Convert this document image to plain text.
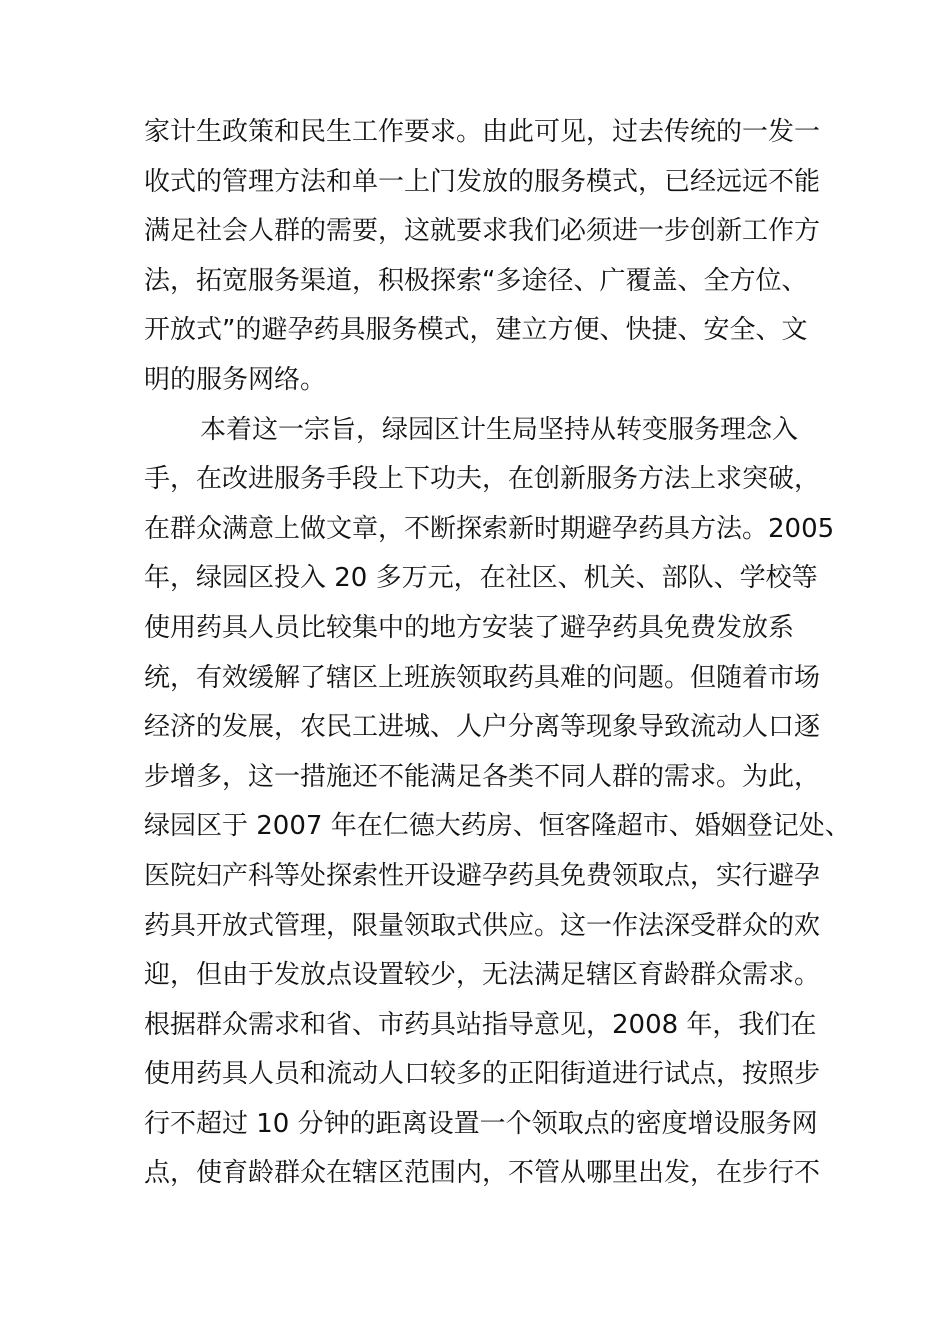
家计生政策和民生工作要求。由此可见，过去传统的一发一
收式的管理方法和单一上门发放的服务模式，已经远远不能
满足社会人群的需要，这就要求我们必须进一步创新工作方
法，拓宽服务渠道，积极探索“多途径、广覆盖、全方位、
开放式”的避孕药具服务模式，建立方便、快捷、安全、文
明的服务网络。
本着这一宗旨，绿园区计生局坚持从转变服务理念入
手，在改进服务手段上下功夫，在创新服务方法上求突破，
在群众满意上做文章，不断探索新时期避孕药具方法。2005
年，绿园区投入 20 多万元，在社区、机关、部队、学校等
使用药具人员比较集中的地方安装了避孕药具免费发放系
统，有效缓解了辖区上班族领取药具难的问题。但随着市场
经济的发展，农民工进城、人户分离等现象导致流动人口逐
步增多，这一措施还不能满足各类不同人群的需求。为此，
绿园区于 2007 年在仁德大药房、恒客隆超市、婚姻登记处、
医院妇产科等处探索性开设避孕药具免费领取点，实行避孕
药具开放式管理，限量领取式供应。这一作法深受群众的欢
迎，但由于发放点设置较少，无法满足辖区育龄群众需求。
根据群众需求和省、市药具站指导意见，2008 年，我们在
使用药具人员和流动人口较多的正阳街道进行试点，按照步
行不超过 10 分钟的距离设置一个领取点的密度增设服务网
点，使育龄群众在辖区范围内，不管从哪里出发，在步行不
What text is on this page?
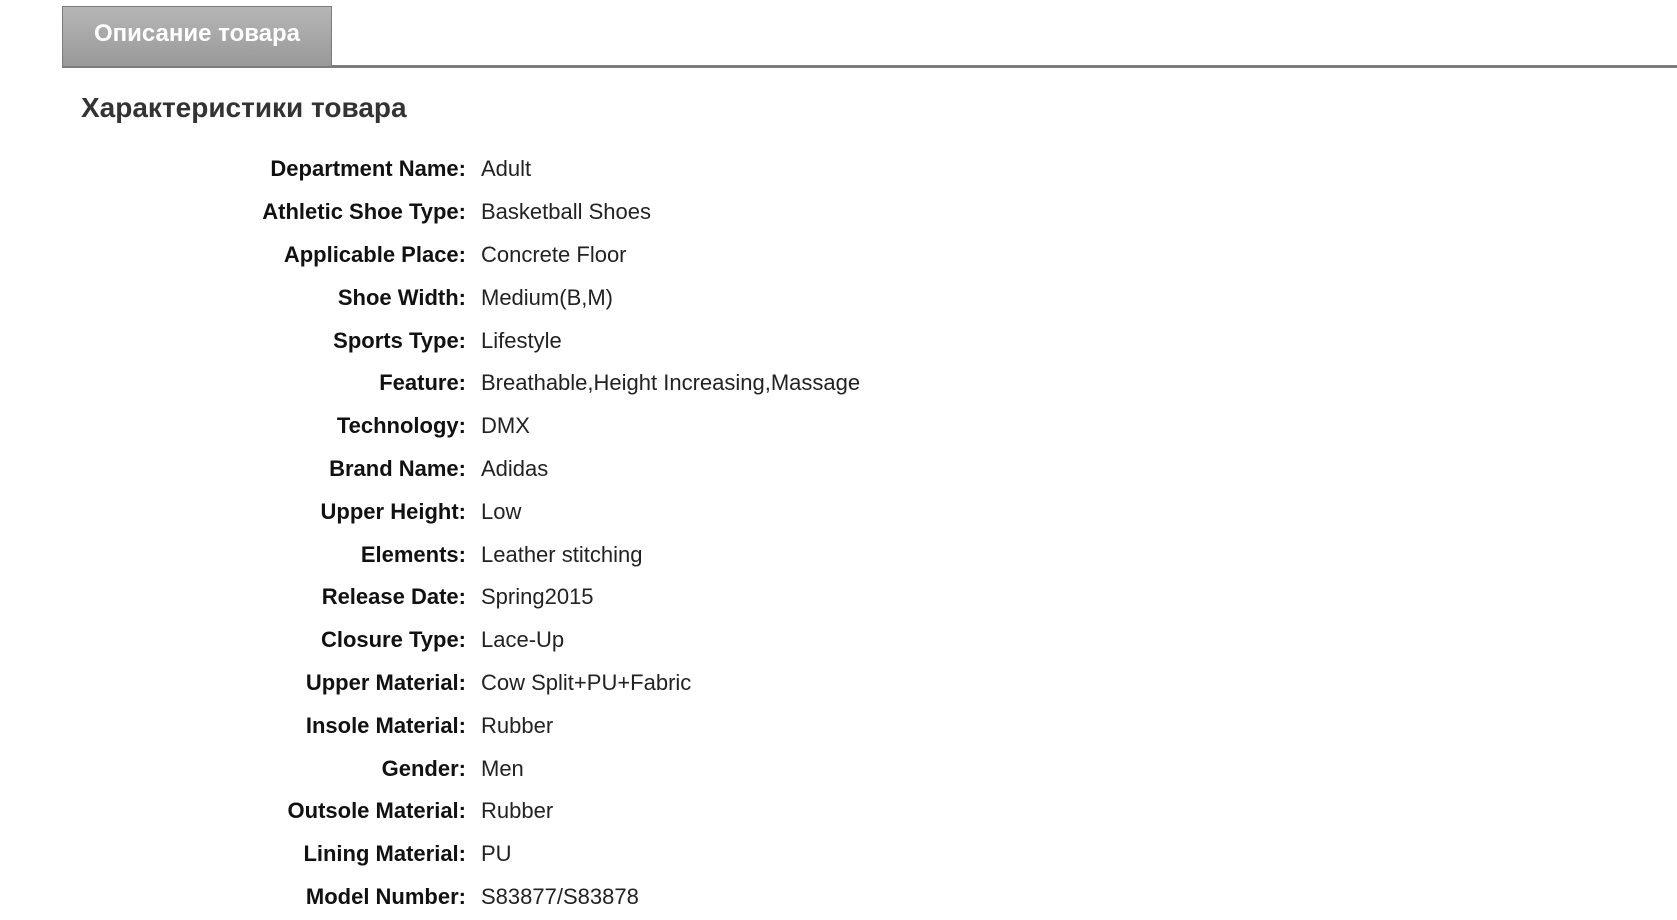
Описание товара
Характеристики товара
Department Name: Adult
Athletic Shoe Type: Basketball Shoes
Applicable Place: Concrete Floor
Shoe Width: Medium(B,M)
Sports Type: Lifestyle
Feature: Breathable,Height Increasing,Massage
Technology: DMX
Brand Name: Adidas
Upper Height: Low
Elements: Leather stitching
Release Date: Spring2015
Closure Type: Lace-Up
Upper Material: Cow Split+PU+Fabric
Insole Material: Rubber
Gender: Men
Outsole Material: Rubber
Lining Material: PU
Model Number: S83877/S83878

+ + + +

* **WHAT IS EXPECTED**
Output the entries above exactly. Drop the pictures.

* **TASK RESPONSE**
Convert this document image to plain text.
家计生政策和民生工作要求。由此可见，过去传统的一发一
收式的管理方法和单一上门发放的服务模式，已经远远不能
满足社会人群的需要，这就要求我们必须进一步创新工作方
法，拓宽服务渠道，积极探索“多途径、广覆盖、全方位、
开放式”的避孕药具服务模式，建立方便、快捷、安全、文
明的服务网络。
本着这一宗旨，绿园区计生局坚持从转变服务理念入
手，在改进服务手段上下功夫，在创新服务方法上求突破，
在群众满意上做文章，不断探索新时期避孕药具方法。2005
年，绿园区投入 20 多万元，在社区、机关、部队、学校等
使用药具人员比较集中的地方安装了避孕药具免费发放系
统，有效缓解了辖区上班族领取药具难的问题。但随着市场
经济的发展，农民工进城、人户分离等现象导致流动人口逐
步增多，这一措施还不能满足各类不同人群的需求。为此，
绿园区于 2007 年在仁德大药房、恒客隆超市、婚姻登记处、
医院妇产科等处探索性开设避孕药具免费领取点，实行避孕
药具开放式管理，限量领取式供应。这一作法深受群众的欢
迎，但由于发放点设置较少，无法满足辖区育龄群众需求。
根据群众需求和省、市药具站指导意见，2008 年，我们在
使用药具人员和流动人口较多的正阳街道进行试点，按照步
行不超过 10 分钟的距离设置一个领取点的密度增设服务网
点，使育龄群众在辖区范围内，不管从哪里出发，在步行不
What text is on this page?
Описание товара
Характеристики товара
Department Name: Adult
Athletic Shoe Type: Basketball Shoes
Applicable Place: Concrete Floor
Shoe Width: Medium(B,M)
Sports Type: Lifestyle
Feature: Breathable,Height Increasing,Massage
Technology: DMX
Brand Name: Adidas
Upper Height: Low
Elements: Leather stitching
Release Date: Spring2015
Closure Type: Lace-Up
Upper Material: Cow Split+PU+Fabric
Insole Material: Rubber
Gender: Men
Outsole Material: Rubber
Lining Material: PU
Model Number: S83877/S83878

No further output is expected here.